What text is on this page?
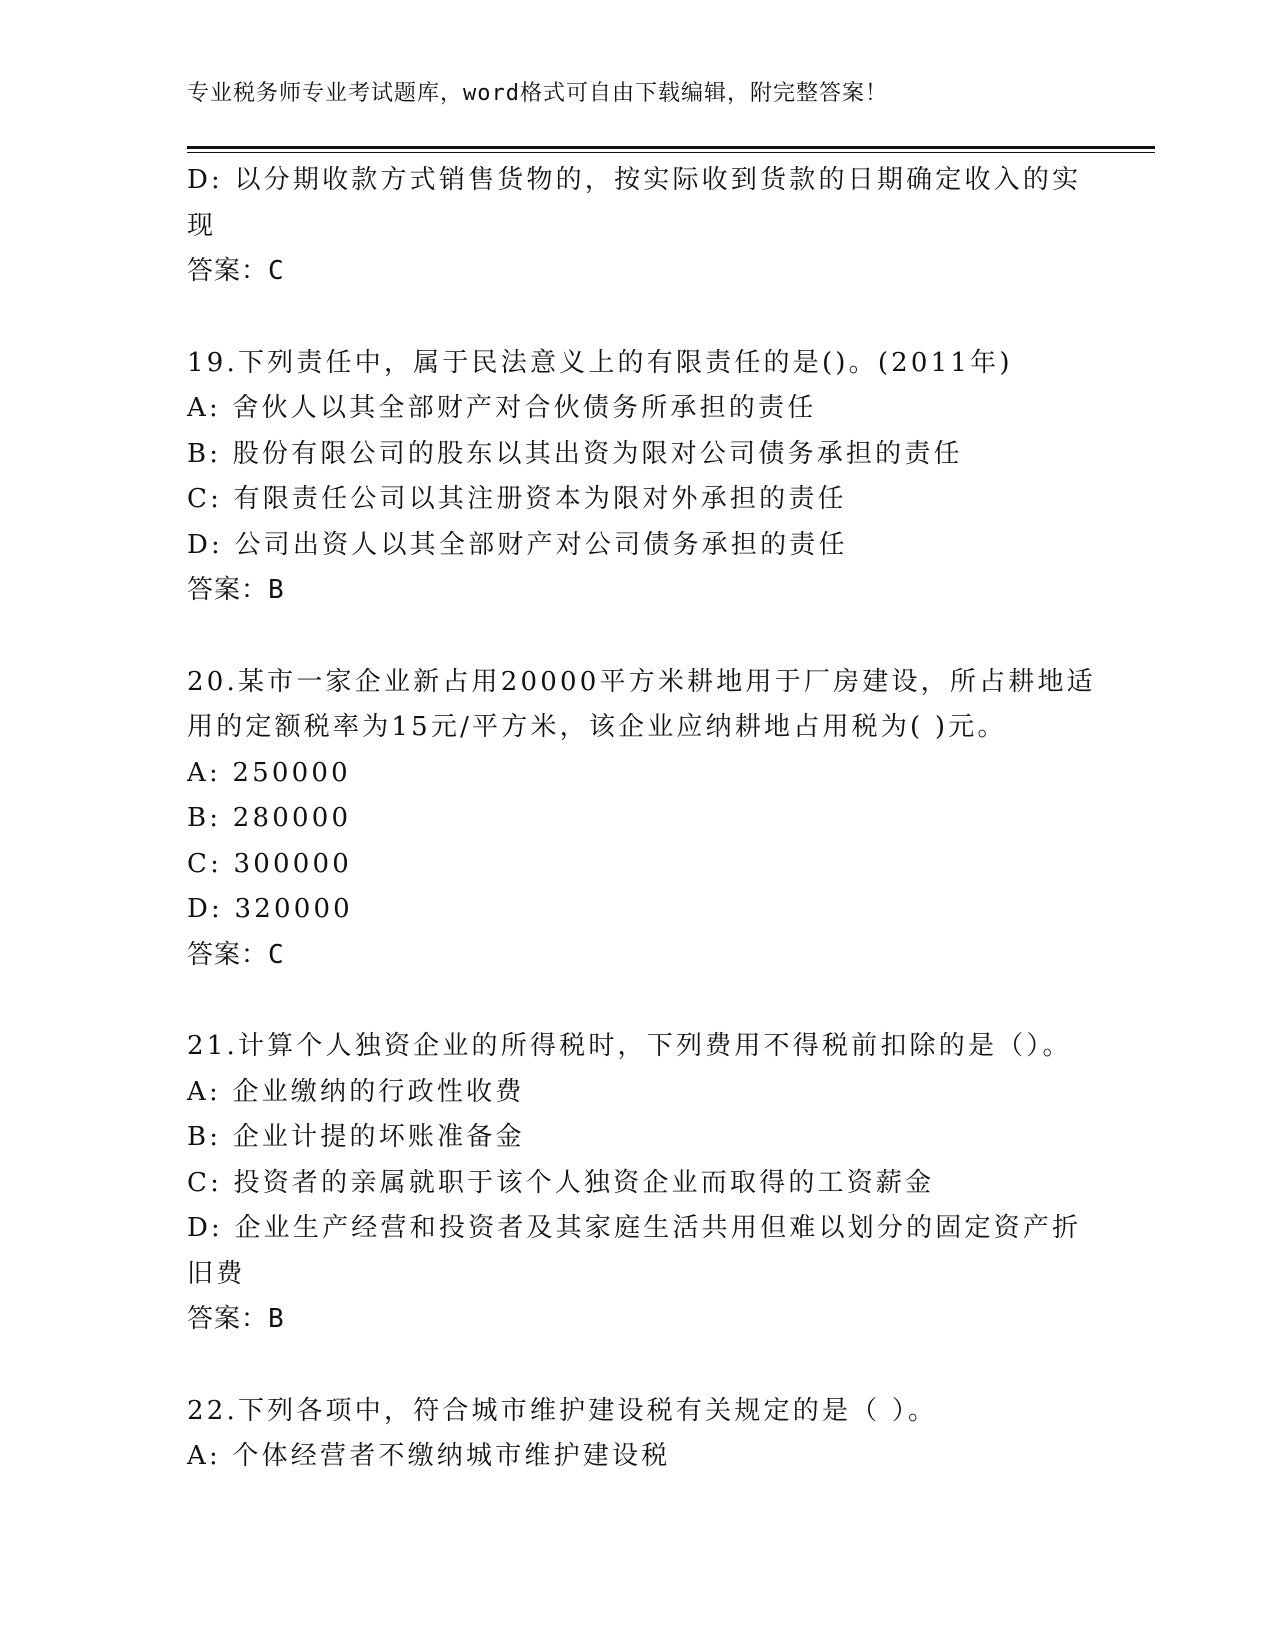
专业税务师专业考试题库，word格式可自由下载编辑，附完整答案！

D: 以分期收款方式销售货物的，按实际收到货款的日期确定收入的实

现

答案：C

19.下列责任中，属于民法意义上的有限责任的是()。(2011年)

A: 舍伙人以其全部财产对合伙债务所承担的责任

B: 股份有限公司的股东以其出资为限对公司债务承担的责任

C: 有限责任公司以其注册资本为限对外承担的责任

D: 公司出资人以其全部财产对公司债务承担的责任

答案：B

20.某市一家企业新占用20000平方米耕地用于厂房建设，所占耕地适

用的定额税率为15元/平方米，该企业应纳耕地占用税为( )元。

A: 250000

B: 280000

C: 300000

D: 320000

答案：C

21.计算个人独资企业的所得税时，下列费用不得税前扣除的是（）。

A: 企业缴纳的行政性收费

B: 企业计提的坏账准备金

C: 投资者的亲属就职于该个人独资企业而取得的工资薪金

D: 企业生产经营和投资者及其家庭生活共用但难以划分的固定资产折

旧费

答案：B

22.下列各项中，符合城市维护建设税有关规定的是（ ）。

A: 个体经营者不缴纳城市维护建设税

^^^^

## [EXERCISE OBJECTIVE]
Reproduce the entries exactly. Do not carry over any picture.

## [RESULT OF THIS TASK]
What text is on this page?
专业税务师专业考试题库，word格式可自由下载编辑，附完整答案！

D: 以分期收款方式销售货物的，按实际收到货款的日期确定收入的实

现

答案：C

19.下列责任中，属于民法意义上的有限责任的是()。(2011年)

A: 舍伙人以其全部财产对合伙债务所承担的责任

B: 股份有限公司的股东以其出资为限对公司债务承担的责任

C: 有限责任公司以其注册资本为限对外承担的责任

D: 公司出资人以其全部财产对公司债务承担的责任

答案：B

20.某市一家企业新占用20000平方米耕地用于厂房建设，所占耕地适

用的定额税率为15元/平方米，该企业应纳耕地占用税为( )元。

A: 250000

B: 280000

C: 300000

D: 320000

答案：C

21.计算个人独资企业的所得税时，下列费用不得税前扣除的是（）。

A: 企业缴纳的行政性收费

B: 企业计提的坏账准备金

C: 投资者的亲属就职于该个人独资企业而取得的工资薪金

D: 企业生产经营和投资者及其家庭生活共用但难以划分的固定资产折

旧费

答案：B

22.下列各项中，符合城市维护建设税有关规定的是（ ）。

A: 个体经营者不缴纳城市维护建设税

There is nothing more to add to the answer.